Document:
···
Cheap canola/sunflower oil and/or Alsan Bio (a german brand of quality margarine, probably like Earth Balance in the US) for baking.


----------



## Noodle Soup (Jan 10, 2017)

DamageInc said:


> For cooking fat, 99% of the time I use duck fat.
> 
> But when I use oil, it's mainly olive oil in combination with butter. I only really ever use neutral oil for deep frying and then it's either rapeseed or sunflower.



On one of my trips to China, we spent about half a day killing and rendering oil from a duck. And then we cooked everything the rest of the day in that oil. And that was the one day I got "sick" in China so I've been kind of shy about duck oil since then.


----------



## guari (Jan 10, 2017)

Honest question, wasn't canola designed for internal combustion engines or is it a street myth?

I personally use sunflower 90% of the time for pan cooking, olive oil if it has Italian roots, butter for decadence and extra virgin olive oil for dressings. 

I use sunflower because that's what my mom used to use, so I'm happy to learn if there's a better option for high temp pan use..


----------



## LifeByA1000Cuts (Jan 10, 2017)

The canola plant, IIRC, was cultivated from a rapeseed variety that yielded an oil that wasn't very healthy to consume due to very high erucic acid content (like mustard oil, which also is not considered healthy in the west if consumed in quantity), and was indeed used for non-food purposes.

Canola/sunflower stuff is rich in PUFA - healthy but burns the easiest, so unlikely to END UP healthy if heated severely - you could be better off with an intact monounsaturate or saturate than with the ashes of a polyunsaturate. Let's mention the topic of O3/O6 PUFA ratios once but NOT start a health discussion


----------



## guari (Jan 10, 2017)

LifeByA1000Cuts said:


> Canola/sunflower stuff is rich in PUFA - healthy but burns the easiest, so unlikely to END UP healthy if heated severely - you could be better off with an intact monounsaturate or saturate than with the ashes of a polyunsaturate. Let's mention the topic of O3/O6 PUFA ratios once but NOT start a health discussion



Any layman recommendations to replace the sunflower? I do most of my cooking on carbon steel and cast iron, high temp sears then to the oven...

Not really sure if I should add some salt to that puffa!

Thanks!


----------



## Nemo (Jan 10, 2017)

I also avoid using PUFA in high temp cooking. It oxidises readily at high temp. Oxidised fats are not good for you. MUFA is harder to oxidise. SFA are harder again. FWIW, trans fats oxidise even more easily, which is probably why they are so dangerous.
···
Box annotation data:

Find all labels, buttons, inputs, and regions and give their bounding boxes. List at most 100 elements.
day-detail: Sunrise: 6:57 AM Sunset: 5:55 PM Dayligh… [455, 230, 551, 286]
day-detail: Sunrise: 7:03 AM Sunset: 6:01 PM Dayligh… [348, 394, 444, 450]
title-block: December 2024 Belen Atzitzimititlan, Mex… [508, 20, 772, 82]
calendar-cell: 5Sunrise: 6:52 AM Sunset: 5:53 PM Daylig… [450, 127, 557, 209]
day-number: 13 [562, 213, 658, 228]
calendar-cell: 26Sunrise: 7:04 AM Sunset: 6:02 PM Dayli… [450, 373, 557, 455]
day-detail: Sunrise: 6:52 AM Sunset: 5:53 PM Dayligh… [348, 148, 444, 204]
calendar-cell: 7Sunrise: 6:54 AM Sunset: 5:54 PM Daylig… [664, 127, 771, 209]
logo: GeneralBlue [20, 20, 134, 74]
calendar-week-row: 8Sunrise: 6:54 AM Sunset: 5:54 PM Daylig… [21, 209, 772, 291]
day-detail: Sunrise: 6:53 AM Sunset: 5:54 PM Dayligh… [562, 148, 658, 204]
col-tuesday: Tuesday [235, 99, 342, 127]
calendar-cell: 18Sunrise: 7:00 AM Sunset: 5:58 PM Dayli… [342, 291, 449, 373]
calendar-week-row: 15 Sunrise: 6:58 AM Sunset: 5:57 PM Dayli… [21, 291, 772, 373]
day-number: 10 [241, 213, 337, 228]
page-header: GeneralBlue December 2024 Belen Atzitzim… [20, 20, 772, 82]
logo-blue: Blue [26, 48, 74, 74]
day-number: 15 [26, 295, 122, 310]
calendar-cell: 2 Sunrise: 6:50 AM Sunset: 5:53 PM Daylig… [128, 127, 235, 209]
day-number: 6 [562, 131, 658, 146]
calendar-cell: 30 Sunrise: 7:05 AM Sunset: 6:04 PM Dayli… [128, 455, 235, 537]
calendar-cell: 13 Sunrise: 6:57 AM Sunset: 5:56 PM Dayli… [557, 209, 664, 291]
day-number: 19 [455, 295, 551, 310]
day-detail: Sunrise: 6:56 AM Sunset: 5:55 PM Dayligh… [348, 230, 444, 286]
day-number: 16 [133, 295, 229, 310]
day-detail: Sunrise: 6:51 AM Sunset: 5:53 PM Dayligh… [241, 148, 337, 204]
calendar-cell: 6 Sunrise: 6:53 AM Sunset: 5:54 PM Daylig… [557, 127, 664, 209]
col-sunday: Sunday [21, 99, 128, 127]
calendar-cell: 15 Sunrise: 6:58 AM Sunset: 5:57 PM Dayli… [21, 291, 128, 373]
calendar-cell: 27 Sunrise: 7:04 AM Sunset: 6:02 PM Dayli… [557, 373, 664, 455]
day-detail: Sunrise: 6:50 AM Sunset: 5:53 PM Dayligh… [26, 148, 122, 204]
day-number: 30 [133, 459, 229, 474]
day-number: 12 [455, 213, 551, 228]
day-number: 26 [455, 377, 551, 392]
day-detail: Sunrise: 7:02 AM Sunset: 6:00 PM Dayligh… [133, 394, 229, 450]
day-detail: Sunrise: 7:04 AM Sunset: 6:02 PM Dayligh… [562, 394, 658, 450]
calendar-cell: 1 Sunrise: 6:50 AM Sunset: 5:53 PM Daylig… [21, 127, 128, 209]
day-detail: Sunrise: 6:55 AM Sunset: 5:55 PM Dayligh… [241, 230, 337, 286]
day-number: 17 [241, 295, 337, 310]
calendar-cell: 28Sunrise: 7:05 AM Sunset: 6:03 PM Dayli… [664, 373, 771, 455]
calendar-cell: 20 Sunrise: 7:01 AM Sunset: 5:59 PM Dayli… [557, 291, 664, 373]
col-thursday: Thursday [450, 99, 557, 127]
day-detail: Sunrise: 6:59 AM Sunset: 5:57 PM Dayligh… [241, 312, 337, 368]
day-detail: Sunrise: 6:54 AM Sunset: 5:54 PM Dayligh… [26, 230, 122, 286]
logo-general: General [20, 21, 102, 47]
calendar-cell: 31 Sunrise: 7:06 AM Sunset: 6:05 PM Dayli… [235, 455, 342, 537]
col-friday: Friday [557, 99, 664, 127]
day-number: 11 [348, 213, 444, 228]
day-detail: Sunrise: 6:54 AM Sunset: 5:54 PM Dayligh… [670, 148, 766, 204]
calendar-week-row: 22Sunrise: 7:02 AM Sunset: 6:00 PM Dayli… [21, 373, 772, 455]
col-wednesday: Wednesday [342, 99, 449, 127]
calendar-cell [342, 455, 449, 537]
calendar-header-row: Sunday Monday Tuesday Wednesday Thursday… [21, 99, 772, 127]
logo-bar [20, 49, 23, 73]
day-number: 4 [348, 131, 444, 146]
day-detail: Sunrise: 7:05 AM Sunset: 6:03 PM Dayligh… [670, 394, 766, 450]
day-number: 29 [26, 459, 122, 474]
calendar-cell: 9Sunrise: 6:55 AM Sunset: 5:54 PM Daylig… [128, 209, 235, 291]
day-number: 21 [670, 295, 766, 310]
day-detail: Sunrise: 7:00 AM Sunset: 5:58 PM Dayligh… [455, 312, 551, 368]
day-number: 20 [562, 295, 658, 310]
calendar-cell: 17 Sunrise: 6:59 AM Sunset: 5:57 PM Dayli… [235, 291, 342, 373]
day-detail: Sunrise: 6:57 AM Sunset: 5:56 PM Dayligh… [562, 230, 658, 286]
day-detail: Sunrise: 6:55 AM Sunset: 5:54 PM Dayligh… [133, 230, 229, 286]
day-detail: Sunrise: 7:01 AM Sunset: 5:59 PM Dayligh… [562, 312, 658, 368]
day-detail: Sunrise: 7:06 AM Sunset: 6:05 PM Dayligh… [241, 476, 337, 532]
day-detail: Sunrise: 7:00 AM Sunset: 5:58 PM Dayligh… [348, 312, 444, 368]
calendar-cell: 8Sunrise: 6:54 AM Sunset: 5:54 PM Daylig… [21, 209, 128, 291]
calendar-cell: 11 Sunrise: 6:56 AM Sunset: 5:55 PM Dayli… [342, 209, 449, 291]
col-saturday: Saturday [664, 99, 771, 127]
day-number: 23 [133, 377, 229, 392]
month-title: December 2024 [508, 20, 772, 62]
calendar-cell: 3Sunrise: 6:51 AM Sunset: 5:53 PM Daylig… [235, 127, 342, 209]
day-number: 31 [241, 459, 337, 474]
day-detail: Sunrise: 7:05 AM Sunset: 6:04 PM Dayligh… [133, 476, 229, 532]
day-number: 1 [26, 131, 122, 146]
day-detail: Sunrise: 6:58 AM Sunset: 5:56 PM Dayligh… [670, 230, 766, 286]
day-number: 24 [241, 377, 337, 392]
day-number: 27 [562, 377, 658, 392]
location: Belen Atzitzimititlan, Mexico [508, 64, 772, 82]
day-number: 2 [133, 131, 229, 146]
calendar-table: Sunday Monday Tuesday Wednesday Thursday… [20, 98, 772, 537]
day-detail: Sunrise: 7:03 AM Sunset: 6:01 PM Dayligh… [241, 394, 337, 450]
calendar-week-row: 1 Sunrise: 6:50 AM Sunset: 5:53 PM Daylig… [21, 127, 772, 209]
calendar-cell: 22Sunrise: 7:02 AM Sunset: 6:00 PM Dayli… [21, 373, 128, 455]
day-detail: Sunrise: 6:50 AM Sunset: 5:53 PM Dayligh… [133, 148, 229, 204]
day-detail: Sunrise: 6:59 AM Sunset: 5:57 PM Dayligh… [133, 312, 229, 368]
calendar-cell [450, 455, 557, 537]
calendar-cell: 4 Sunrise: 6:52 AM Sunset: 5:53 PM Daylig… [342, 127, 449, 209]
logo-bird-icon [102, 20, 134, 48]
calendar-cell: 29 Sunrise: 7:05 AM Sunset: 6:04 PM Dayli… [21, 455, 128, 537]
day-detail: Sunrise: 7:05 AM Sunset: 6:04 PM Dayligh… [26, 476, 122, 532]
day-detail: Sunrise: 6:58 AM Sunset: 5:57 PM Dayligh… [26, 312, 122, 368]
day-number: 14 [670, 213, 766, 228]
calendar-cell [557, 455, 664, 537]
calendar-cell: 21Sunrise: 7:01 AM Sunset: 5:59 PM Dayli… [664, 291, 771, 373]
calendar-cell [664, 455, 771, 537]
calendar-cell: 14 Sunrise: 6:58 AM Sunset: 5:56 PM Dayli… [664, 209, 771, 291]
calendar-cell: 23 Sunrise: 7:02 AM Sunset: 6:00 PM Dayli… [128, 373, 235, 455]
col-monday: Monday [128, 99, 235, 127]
···
Work instructions:
Do these statements agree with the thread on cooking oils? For each, answer yes or no and quote the deciding words of the thread.
1. One poster uses sunflower oil because their mother used it.
2. The poster who mostly cooks with duck fat uses neutral oil mainly for dressings.
3. Saturated fats oxidize more easily than monounsaturated fats.

Answer:
1. Yes: "I use sunflower because that's what my mom used to use"
2. No: "I only really ever use neutral oil for deep frying and then it's either rapeseed or sunflower."
3. No: "MUFA is harder to oxidise. SFA are harder again."